§ WHAT TO WORK ON:
Filter the data below for the string "this" and copy each matching line.

Figure dataset records:
══════════════════════════════

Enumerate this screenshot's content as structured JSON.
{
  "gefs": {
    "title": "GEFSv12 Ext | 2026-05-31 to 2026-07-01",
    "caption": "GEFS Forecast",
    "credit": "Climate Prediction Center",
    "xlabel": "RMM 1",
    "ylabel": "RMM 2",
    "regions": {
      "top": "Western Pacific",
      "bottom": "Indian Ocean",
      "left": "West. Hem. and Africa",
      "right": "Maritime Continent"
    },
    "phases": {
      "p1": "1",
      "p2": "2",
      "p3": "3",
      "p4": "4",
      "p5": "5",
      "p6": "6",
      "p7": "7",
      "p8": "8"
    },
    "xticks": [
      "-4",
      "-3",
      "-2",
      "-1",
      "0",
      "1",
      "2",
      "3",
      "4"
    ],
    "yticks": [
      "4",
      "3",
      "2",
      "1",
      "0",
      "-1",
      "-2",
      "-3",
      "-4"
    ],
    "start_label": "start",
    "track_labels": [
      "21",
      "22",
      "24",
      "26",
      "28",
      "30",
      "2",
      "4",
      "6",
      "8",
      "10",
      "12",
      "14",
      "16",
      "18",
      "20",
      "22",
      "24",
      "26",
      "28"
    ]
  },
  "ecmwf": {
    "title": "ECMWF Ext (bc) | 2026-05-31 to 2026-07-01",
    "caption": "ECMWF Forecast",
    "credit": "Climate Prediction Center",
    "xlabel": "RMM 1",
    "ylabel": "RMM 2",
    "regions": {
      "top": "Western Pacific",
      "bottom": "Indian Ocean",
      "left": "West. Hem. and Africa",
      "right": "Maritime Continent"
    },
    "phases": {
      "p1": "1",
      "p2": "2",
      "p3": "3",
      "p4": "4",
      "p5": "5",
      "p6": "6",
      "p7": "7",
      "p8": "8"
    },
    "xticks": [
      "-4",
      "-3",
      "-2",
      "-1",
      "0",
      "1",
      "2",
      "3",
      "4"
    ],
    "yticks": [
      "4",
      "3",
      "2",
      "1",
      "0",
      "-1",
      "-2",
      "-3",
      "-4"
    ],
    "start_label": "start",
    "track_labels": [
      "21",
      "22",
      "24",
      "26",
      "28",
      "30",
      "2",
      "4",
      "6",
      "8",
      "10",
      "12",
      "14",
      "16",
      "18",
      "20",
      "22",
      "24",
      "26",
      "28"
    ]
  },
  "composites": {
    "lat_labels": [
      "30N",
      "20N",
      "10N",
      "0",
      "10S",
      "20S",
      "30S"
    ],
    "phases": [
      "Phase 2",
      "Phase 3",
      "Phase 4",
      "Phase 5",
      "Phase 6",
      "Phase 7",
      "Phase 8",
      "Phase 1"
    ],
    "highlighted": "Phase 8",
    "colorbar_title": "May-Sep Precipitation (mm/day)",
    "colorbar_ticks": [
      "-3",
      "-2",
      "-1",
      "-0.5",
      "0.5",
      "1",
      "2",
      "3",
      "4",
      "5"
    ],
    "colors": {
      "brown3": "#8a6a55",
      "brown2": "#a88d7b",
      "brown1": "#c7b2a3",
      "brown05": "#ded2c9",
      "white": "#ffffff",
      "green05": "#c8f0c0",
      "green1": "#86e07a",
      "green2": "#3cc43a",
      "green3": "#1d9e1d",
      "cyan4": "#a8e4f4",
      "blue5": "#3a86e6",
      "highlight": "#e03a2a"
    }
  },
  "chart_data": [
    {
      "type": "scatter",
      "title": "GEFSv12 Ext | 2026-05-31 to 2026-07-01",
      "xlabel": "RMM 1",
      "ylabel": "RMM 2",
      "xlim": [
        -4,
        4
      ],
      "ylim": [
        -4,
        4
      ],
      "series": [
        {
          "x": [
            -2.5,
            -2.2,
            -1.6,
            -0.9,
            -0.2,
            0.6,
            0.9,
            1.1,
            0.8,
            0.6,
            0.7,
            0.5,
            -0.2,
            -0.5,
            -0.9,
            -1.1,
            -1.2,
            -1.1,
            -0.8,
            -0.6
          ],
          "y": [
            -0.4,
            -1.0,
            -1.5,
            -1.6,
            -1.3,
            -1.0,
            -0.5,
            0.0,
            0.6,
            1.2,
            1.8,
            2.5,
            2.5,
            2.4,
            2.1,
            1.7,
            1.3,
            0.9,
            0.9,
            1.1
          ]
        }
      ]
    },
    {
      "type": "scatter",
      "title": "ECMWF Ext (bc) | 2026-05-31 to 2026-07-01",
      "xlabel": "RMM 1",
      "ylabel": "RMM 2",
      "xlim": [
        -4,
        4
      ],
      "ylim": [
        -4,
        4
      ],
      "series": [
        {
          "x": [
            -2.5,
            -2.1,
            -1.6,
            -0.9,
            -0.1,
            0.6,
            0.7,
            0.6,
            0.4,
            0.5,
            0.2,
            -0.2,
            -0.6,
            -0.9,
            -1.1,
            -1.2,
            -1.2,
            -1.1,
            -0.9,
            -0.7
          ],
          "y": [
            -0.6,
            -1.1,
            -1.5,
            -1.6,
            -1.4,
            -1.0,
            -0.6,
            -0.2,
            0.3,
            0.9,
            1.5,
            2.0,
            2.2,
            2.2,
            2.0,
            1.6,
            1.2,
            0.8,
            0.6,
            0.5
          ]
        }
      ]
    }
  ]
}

══════════════════════════════

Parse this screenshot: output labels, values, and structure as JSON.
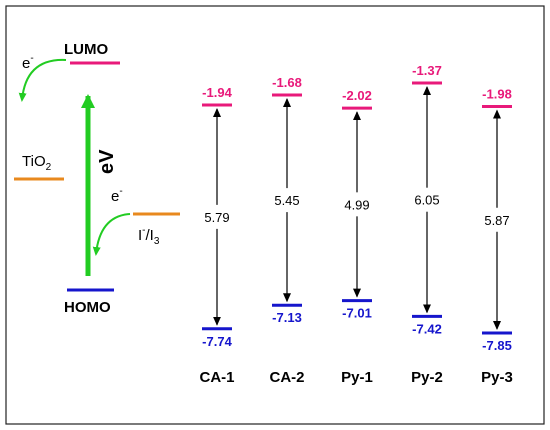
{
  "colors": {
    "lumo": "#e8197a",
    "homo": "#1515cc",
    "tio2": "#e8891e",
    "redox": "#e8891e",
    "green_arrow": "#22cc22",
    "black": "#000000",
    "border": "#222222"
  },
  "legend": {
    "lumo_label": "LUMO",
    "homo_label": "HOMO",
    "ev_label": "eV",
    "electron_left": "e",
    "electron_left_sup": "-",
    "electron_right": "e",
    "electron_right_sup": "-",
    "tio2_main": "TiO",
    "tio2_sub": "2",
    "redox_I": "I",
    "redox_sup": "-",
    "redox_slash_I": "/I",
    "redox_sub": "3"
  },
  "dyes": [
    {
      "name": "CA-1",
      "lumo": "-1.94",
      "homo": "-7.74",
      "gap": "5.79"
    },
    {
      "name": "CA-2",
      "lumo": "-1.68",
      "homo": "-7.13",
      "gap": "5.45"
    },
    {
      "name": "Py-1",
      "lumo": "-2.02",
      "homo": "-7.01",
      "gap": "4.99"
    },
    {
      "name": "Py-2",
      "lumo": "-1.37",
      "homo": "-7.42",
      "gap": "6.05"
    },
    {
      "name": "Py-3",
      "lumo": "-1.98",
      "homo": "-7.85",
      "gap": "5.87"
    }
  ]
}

══════════════════════════════

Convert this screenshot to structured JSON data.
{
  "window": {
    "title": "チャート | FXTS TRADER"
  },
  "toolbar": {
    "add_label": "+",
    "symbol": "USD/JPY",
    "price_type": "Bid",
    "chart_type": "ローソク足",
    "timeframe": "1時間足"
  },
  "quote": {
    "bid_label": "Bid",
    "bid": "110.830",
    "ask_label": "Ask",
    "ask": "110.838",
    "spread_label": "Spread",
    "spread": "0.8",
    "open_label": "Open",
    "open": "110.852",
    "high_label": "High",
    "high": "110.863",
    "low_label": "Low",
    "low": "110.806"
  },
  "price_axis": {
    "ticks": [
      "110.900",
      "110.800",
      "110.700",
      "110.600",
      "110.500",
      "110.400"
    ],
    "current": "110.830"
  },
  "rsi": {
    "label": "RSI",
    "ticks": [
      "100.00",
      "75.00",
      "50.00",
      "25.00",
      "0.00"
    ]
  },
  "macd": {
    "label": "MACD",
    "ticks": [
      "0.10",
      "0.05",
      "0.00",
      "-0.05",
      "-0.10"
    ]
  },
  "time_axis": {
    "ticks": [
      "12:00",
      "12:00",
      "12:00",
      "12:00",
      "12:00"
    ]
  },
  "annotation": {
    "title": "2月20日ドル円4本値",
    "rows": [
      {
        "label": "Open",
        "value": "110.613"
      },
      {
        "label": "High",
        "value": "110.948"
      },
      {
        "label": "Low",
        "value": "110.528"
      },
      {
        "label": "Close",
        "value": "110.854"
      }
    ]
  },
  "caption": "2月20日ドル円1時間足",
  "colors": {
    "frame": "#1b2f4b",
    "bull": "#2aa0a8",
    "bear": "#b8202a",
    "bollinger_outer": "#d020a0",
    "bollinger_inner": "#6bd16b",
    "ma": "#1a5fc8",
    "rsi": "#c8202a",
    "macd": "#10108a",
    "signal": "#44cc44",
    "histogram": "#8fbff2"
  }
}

══════════════════════════════

§ EXERCISE OUTPUT:
Enumerate this screenshot's content as structured JSON.
Parse this screenshot: output labels, values, and structure as JSON.
Convert this screenshot to structured JSON data.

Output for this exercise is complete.